Aim of the exercise:
All lines featuring the string "Source" are to be listed.

┏━━

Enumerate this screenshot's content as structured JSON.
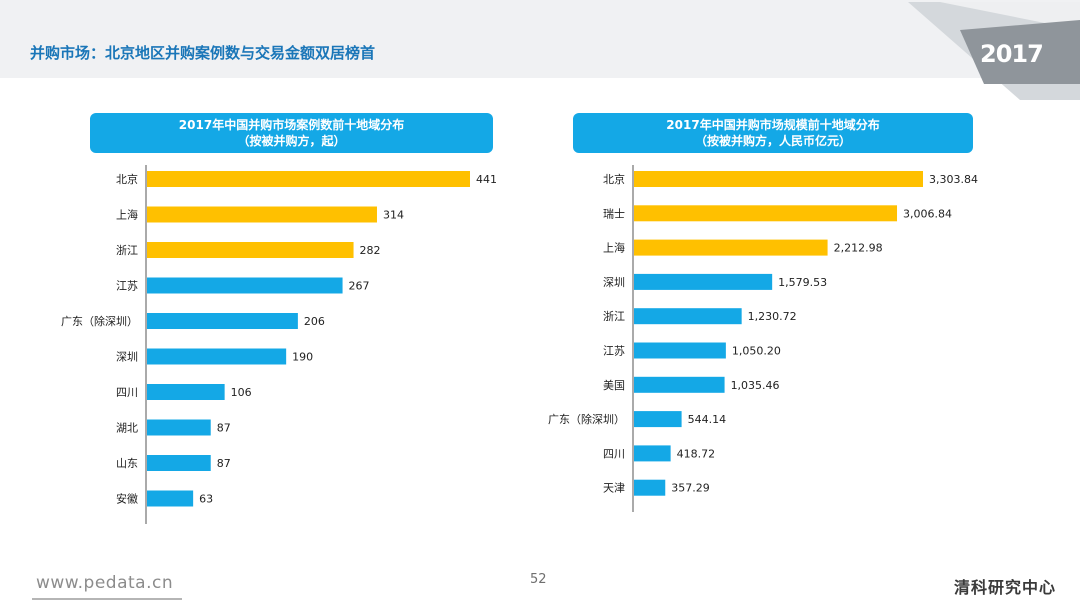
{
  "page": {
    "title": "并购市场：北京地区并购案例数与交易金额双居榜首",
    "year_badge": "2017",
    "footer_url": "www.pedata.cn",
    "page_number": "52",
    "footer_logo": "清科研究中心"
  },
  "colors": {
    "accent_blue": "#14a8e6",
    "highlight_gold": "#ffc000",
    "title_blue": "#1a76b8"
  },
  "chart_data": [
    {
      "type": "bar",
      "orientation": "horizontal",
      "title_line1": "2017年中国并购市场案例数前十地域分布",
      "title_line2": "（按被并购方，起）",
      "categories": [
        "北京",
        "上海",
        "浙江",
        "江苏",
        "广东（除深圳）",
        "深圳",
        "四川",
        "湖北",
        "山东",
        "安徽"
      ],
      "values": [
        441,
        314,
        282,
        267,
        206,
        190,
        106,
        87,
        87,
        63
      ],
      "value_labels": [
        "441",
        "314",
        "282",
        "267",
        "206",
        "190",
        "106",
        "87",
        "87",
        "63"
      ],
      "highlight_count": 3,
      "xlim": [
        0,
        441
      ]
    },
    {
      "type": "bar",
      "orientation": "horizontal",
      "title_line1": "2017年中国并购市场规模前十地域分布",
      "title_line2": "（按被并购方，人民币亿元）",
      "categories": [
        "北京",
        "瑞士",
        "上海",
        "深圳",
        "浙江",
        "江苏",
        "美国",
        "广东（除深圳）",
        "四川",
        "天津"
      ],
      "values": [
        3303.84,
        3006.84,
        2212.98,
        1579.53,
        1230.72,
        1050.2,
        1035.46,
        544.14,
        418.72,
        357.29
      ],
      "value_labels": [
        "3,303.84",
        "3,006.84",
        "2,212.98",
        "1,579.53",
        "1,230.72",
        "1,050.20",
        "1,035.46",
        "544.14",
        "418.72",
        "357.29"
      ],
      "highlight_count": 3,
      "xlim": [
        0,
        3303.84
      ]
    }
  ]
}
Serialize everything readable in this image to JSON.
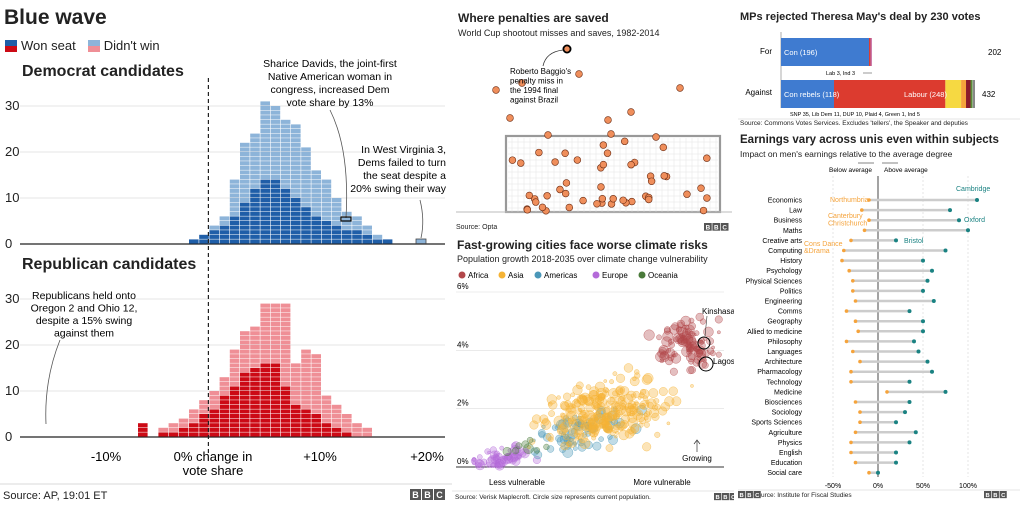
{
  "panels": {
    "wave": {
      "title": "Blue wave",
      "legend": [
        "Won seat",
        "Didn't win"
      ],
      "dem_heading": "Democrat candidates",
      "rep_heading": "Republican candidates",
      "dem_ann1": [
        "Sharice Davids, the joint-first",
        "Native American woman in",
        "congress, increased Dem",
        "vote share by 13%"
      ],
      "dem_ann2": [
        "In West Virginia 3,",
        "Dems failed to turn",
        "the seat despite a",
        "20% swing their way"
      ],
      "rep_ann": [
        "Republicans held onto",
        "Oregon 2 and Ohio 12,",
        "despite a 15% swing",
        "against them"
      ],
      "xaxis_center": [
        "0% change in",
        "vote share"
      ],
      "source": "Source: AP, 19:01 ET"
    },
    "penalties": {
      "title": "Where penalties are saved",
      "subtitle": "World Cup shootout misses and saves, 1982-2014",
      "annotation": [
        "Roberto Baggio's",
        "penalty miss in",
        "the 1994 final",
        "against Brazil"
      ],
      "source": "Source: Opta"
    },
    "climate": {
      "title": "Fast-growing cities face worse climate risks",
      "subtitle": "Population growth 2018-2035 over climate change vulnerability",
      "source": "Source: Verisk Maplecroft. Circle size represents current population.",
      "label_less": "Less vulnerable",
      "label_more": "More vulnerable",
      "label_growing": "Growing",
      "city1": "Kinshasa",
      "city2": "Lagos"
    },
    "brexit": {
      "title": "MPs rejected Theresa May's deal by 230 votes",
      "row_for": "For",
      "row_against": "Against",
      "seg_con": "Con (196)",
      "seg_rebels": "Con rebels (118)",
      "seg_labour": "Labour (248)",
      "total_for": "202",
      "total_against": "432",
      "note_for": "Lab 3, Ind 3",
      "note_against": "SNP 35, Lib Dem 11, DUP 10, Plaid 4, Green 1, Ind 5",
      "source": "Source: Commons Votes Services. Excludes 'tellers', the Speaker and deputies"
    },
    "earnings": {
      "title": "Earnings vary across unis even within subjects",
      "subtitle": "Impact on men's earnings relative to the average degree",
      "below": "Below average",
      "above": "Above average",
      "ann_cambridge": "Cambridge",
      "ann_oxford": "Oxford",
      "ann_bristol": "Bristol",
      "ann_northumbria": "Northumbria",
      "ann_canterbury": "Canterbury\nChristchurch",
      "ann_dance": "Cons Dance\n&Drama",
      "source": "Source: Institute for Fiscal Studies"
    }
  },
  "colors": {
    "dem_won": "#1f5ea8",
    "dem_lost": "#8db4d9",
    "rep_won": "#cc0a15",
    "rep_lost": "#ef8f96",
    "africa": "#b2474a",
    "asia": "#f5b335",
    "americas": "#4a97b8",
    "europe": "#b46bd9",
    "oceania": "#4a7a3a",
    "con": "#3f7bd0",
    "labour": "#dc3b2f",
    "oxford_teal": "#1a8282",
    "low_orange": "#f5a33b"
  },
  "chart_data": [
    {
      "type": "bar",
      "id": "democrat-histogram",
      "title": "Democrat candidates",
      "xlabel": "0% change in vote share",
      "x": [
        -7,
        -6,
        -5,
        -4,
        -3,
        -2,
        -1,
        0,
        1,
        2,
        3,
        4,
        5,
        6,
        7,
        8,
        9,
        10,
        11,
        12,
        13,
        14,
        15,
        16,
        17,
        18,
        19,
        20
      ],
      "x_ticks": [
        "-10%",
        "0% change in vote share",
        "+10%",
        "+20%"
      ],
      "y_ticks": [
        0,
        10,
        20,
        30
      ],
      "ylim": [
        0,
        33
      ],
      "series": [
        {
          "name": "Won seat",
          "values": [
            0,
            0,
            0,
            0,
            0,
            1,
            2,
            3,
            4,
            6,
            9,
            12,
            14,
            14,
            12,
            10,
            8,
            6,
            5,
            4,
            3,
            3,
            2,
            1,
            1,
            0,
            0,
            0
          ]
        },
        {
          "name": "Didn't win",
          "values": [
            0,
            0,
            0,
            0,
            0,
            0,
            0,
            1,
            2,
            8,
            13,
            12,
            17,
            16,
            15,
            16,
            13,
            10,
            9,
            6,
            4,
            3,
            2,
            1,
            0,
            0,
            0,
            0
          ]
        }
      ]
    },
    {
      "type": "bar",
      "id": "republican-histogram",
      "title": "Republican candidates",
      "series": [
        {
          "name": "Won seat",
          "values": [
            3,
            0,
            1,
            1,
            2,
            3,
            5,
            6,
            9,
            11,
            14,
            15,
            16,
            16,
            11,
            7,
            6,
            5,
            3,
            2,
            1,
            0,
            0,
            0,
            0,
            0,
            0,
            0
          ]
        },
        {
          "name": "Didn't win",
          "values": [
            0,
            0,
            1,
            2,
            2,
            3,
            3,
            4,
            4,
            8,
            9,
            9,
            13,
            13,
            18,
            9,
            13,
            13,
            6,
            5,
            4,
            3,
            2,
            0,
            0,
            0,
            0,
            0
          ]
        }
      ],
      "y_ticks": [
        0,
        10,
        20,
        30
      ],
      "ylim": [
        0,
        33
      ]
    },
    {
      "type": "bar",
      "id": "brexit-vote",
      "title": "MPs rejected Theresa May's deal by 230 votes",
      "categories": [
        "For",
        "Against"
      ],
      "series": [
        {
          "name": "Con (196)",
          "values": [
            196,
            0
          ]
        },
        {
          "name": "Con rebels (118)",
          "values": [
            0,
            118
          ]
        },
        {
          "name": "Labour (248)",
          "values": [
            0,
            248
          ]
        }
      ],
      "totals": [
        202,
        432
      ]
    },
    {
      "type": "scatter",
      "id": "climate-scatter",
      "title": "Fast-growing cities face worse climate risks",
      "y_ticks": [
        "0%",
        "2%",
        "4%",
        "6%"
      ],
      "legend": [
        "Africa",
        "Asia",
        "Americas",
        "Europe",
        "Oceania"
      ],
      "xlabels": [
        "Less vulnerable",
        "More vulnerable"
      ]
    },
    {
      "type": "scatter",
      "id": "earnings-by-subject",
      "title": "Earnings vary across unis even within subjects",
      "categories": [
        "Economics",
        "Law",
        "Business",
        "Maths",
        "Creative arts",
        "Computing",
        "History",
        "Psychology",
        "Physical Sciences",
        "Politics",
        "Engineering",
        "Comms",
        "Geography",
        "Allied to medicine",
        "Philosophy",
        "Languages",
        "Architecture",
        "Pharmacology",
        "Technology",
        "Medicine",
        "Biosciences",
        "Sociology",
        "Sports Sciences",
        "Agriculture",
        "Physics",
        "English",
        "Education",
        "Social care"
      ],
      "x_ticks": [
        "-50%",
        "0%",
        "50%",
        "100%"
      ],
      "low": [
        -10,
        -18,
        -10,
        -15,
        -30,
        -38,
        -40,
        -32,
        -28,
        -28,
        -25,
        -35,
        -25,
        -22,
        -35,
        -28,
        -20,
        -30,
        -30,
        10,
        -25,
        -20,
        -20,
        -25,
        -30,
        -30,
        -25,
        -10
      ],
      "high": [
        110,
        80,
        90,
        100,
        20,
        75,
        50,
        60,
        55,
        50,
        62,
        35,
        50,
        50,
        40,
        45,
        55,
        60,
        35,
        75,
        35,
        30,
        20,
        42,
        35,
        20,
        20,
        0
      ]
    }
  ]
}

┗━━

Finished task:
      "source": "Source: AP, 19:01 ET"
      "source": "Source: Opta"
      "source": "Source: Verisk Maplecroft. Circle size represents current population.",
      "source": "Source: Commons Votes Services. Excludes 'tellers', the Speaker and deputies"
      "source": "Source: Institute for Fiscal Studies"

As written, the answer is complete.